- **VOTRE TÂCHE**
D'après le texte sur la propagande et la radicalisation, quelle réaction ont montrée les anciens radicaux après avoir vu une photo d'un rassemblement nazi ?

- **BLOC DE TEXTE**
═══

Aujourd’hui, Ligon s’est tournée vers le fonctionnement de la propagande, et même s’il n’est peut-être pas évident qu’une école de commerce soit le lieu de la recherche sur la radicalisation, cela a un certain sens. Après tout, le chef de l’organisation de l’État islamique, Abou Bakr al-Baghdadi, vend bien un produit, que ce soit la promesse d’une vie emplie de sens, ou simplement un sentiment d’appartenance.
Ce que les deux universitaires ont trouvé chez les anciens radicaux était une véritable dissonance cognitive : bien que ces personnes aient publiquement renié l’idéologie suprémaciste blanche, elles ont quand même montré des pics de « joie » après avoir vu une photo d’un rassemblement nazi.
Bien que le test que j’ai effectué n’indiquait pas que j’avais détruit mon cerveau en parcourant des forums et des fils de discussions racistes pour le travail, il m’a permis de mieux comprendre comment les « marques de terreur » peuvent continuer d’affecter une personne en dehors du cercle extrémiste. Ma joie a explosé quand j’ai vu une famille de réfugiés, une famille néonazie et un groupe d’enfants descendre un toboggan aquatique dans le cadre d’une propagande de Daech. Ma personnalité était apparemment extrêmement sensible à ce genre d’images familiales.
Mais ce type de science ne permet pas de combler les fossés comme celui qui s’est créé entre Dave et son père. Pendant nos conversations, le jeune adulte a dit qu’il avait fini par se distancier de sa propre famille, y compris de l’homme qu’il avait tenté de sauver. « Je veux être clair : je n’excuse pas le racisme, ni ne cherche à défendre mon père de quelque manière que ce soit, me dit-il. Il est devenu une personne dégoûtante et méchante. Mais je comprends comment il en est arrivé là, et j’ai l’impression que les gens sont prompts à diaboliser les racistes, sans vraiment chercher à comprendre ce qu’il y a derrière. Personne n’est né raciste, mais des millions d’hommes et de femmes comme mon père ont adopté cette façon de penser. Et d’après ce que j’ai vu et entendu, ils y arrivent tous par les mêmes expériences, ou des expériences assez semblables. »

═══

- **LISTE DES DONNÉES**
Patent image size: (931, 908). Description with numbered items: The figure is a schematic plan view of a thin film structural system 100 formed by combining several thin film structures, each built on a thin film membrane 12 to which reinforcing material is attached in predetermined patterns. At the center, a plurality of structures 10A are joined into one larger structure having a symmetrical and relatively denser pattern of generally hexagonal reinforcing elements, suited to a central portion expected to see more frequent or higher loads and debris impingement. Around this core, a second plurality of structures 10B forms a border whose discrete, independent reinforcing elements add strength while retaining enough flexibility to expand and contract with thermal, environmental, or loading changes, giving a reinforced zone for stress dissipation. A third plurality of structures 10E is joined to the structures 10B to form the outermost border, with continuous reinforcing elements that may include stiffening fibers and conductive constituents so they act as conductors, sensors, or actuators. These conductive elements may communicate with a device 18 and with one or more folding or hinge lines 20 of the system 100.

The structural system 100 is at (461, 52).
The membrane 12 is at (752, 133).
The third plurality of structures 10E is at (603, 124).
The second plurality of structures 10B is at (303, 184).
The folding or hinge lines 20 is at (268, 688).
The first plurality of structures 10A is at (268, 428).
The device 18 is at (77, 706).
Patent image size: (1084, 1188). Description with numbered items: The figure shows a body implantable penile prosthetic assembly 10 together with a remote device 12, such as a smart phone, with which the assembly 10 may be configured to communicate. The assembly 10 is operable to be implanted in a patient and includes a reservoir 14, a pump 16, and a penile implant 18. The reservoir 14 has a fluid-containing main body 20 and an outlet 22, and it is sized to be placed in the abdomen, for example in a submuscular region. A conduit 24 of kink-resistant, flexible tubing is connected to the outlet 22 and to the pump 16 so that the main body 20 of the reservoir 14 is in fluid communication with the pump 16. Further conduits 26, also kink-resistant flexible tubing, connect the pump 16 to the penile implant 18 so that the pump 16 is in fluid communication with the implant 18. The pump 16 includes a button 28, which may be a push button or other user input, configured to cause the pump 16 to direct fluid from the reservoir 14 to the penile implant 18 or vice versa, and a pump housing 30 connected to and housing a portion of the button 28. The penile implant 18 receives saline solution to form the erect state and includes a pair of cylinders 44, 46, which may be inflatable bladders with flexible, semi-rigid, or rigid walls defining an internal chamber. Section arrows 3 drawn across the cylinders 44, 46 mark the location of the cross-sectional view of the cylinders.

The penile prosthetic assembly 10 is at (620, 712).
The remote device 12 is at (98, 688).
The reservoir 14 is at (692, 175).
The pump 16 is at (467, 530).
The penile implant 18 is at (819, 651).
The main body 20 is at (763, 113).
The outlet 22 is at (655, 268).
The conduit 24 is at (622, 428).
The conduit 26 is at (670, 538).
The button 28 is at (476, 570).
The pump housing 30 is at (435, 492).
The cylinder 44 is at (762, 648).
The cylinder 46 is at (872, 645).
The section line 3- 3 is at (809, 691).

═══

- **VOTRE RÉPONSE**
Ils ont montré des pics de « joie ».